- Consigne A -
Recopie l'extrait de "284 Ceux-ci se" à "953e ; Epinomis 987a." en mettant "Protagoras" à la place de "Gorgias".
- Consigne B -
D'après la note en bas de l'extrait, quels dialogues renvoient à l'Égypte à plus d'un endroit ?

En dernière analyse, l'appréciation globale des oeuvres de Platon permet au lecteur attentif de consigner une liste quelque vingt-et-une références explicites à l'Égypte284. Un recensement plus avancé de ces allusions dans l'économie des Dialogues fait ressortir le fait que ces dernières abondent dans les écrits de maturité et de vieillesse. D'abord succinctes, accidentelles ou du moins incidentes dans les oeuvres de jeunesse, leur nombre augmente autant que leur importance dans la « période de transition » pour culminer dans les dialogues tardifs. Un accroissement quantitatif, mais également qualitatif : les passages égyptiens vont bientôt faire l'objet de développements à part entière. Spécifiquement dans le Philèbe, où se voit introduit le personnage de Theuth qui participe pleinement du schéma dialectique. De la même manière, le mythe égyptien du Phèdre synthétise non seulement le thème central de ce dialogue, mais encore toute la rhétorique platonicienne. Quant à la fresque du Timée, elle introduit, et justifie, et prête une assise historique aux propos de Critias comme à la République telle qu'elle était envisagée dans le dialogue qui le précède immédiatement selon la chronologie dramatique285. Moins structurés, les développements des Lois prêtent enfin à l'Égypte une valeur exemplaire qu'il n'est plus guère possible de considérer pour marginale.

284 Ceux-ci se répartissent de la manière suivante : Gorgias, 482b, 511d ; Ménéxène, 239e, 241e, 245d ; Euthydème, 288b ; Phédon, 80c, République, 436a ; Phèdre, 257d, 274c sq ; Politique, 264b, 290de ; Tinée, 21c sq ; Critias, 108d sq ; Philèbe, 18b ; Lois, 656d sq, 747c, 799a sq, 819a sq, 953e ; Epinomis 987a.

- Données affichées -

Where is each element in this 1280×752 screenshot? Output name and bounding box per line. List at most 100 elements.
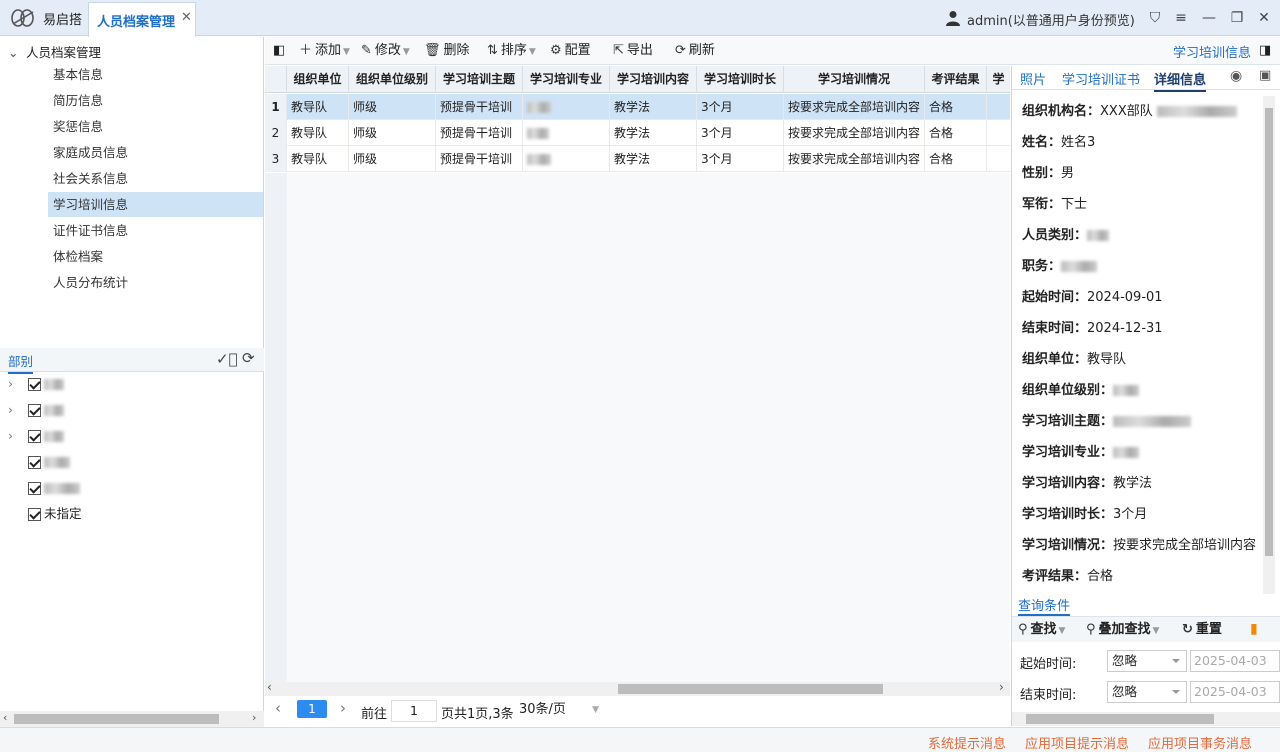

- Bonne réponse A -
284 Ceux-ci se répartissent de la manière suivante : Protagoras, 482b, 511d ; Ménéxène, 239e, 241e, 245d ; Euthydème, 288b ; Phédon, 80c, République, 436a ; Phèdre, 257d, 274c sq ; Politique, 264b, 290de ; Tinée, 21c sq ; Critias, 108d sq ; Philèbe, 18b ; Lois, 656d sq, 747c, 799a sq, 819a sq, 953e ; Epinomis 987a.

- Bonne réponse B -
Gorgias, Ménéxène, Phèdre, Politique, Lois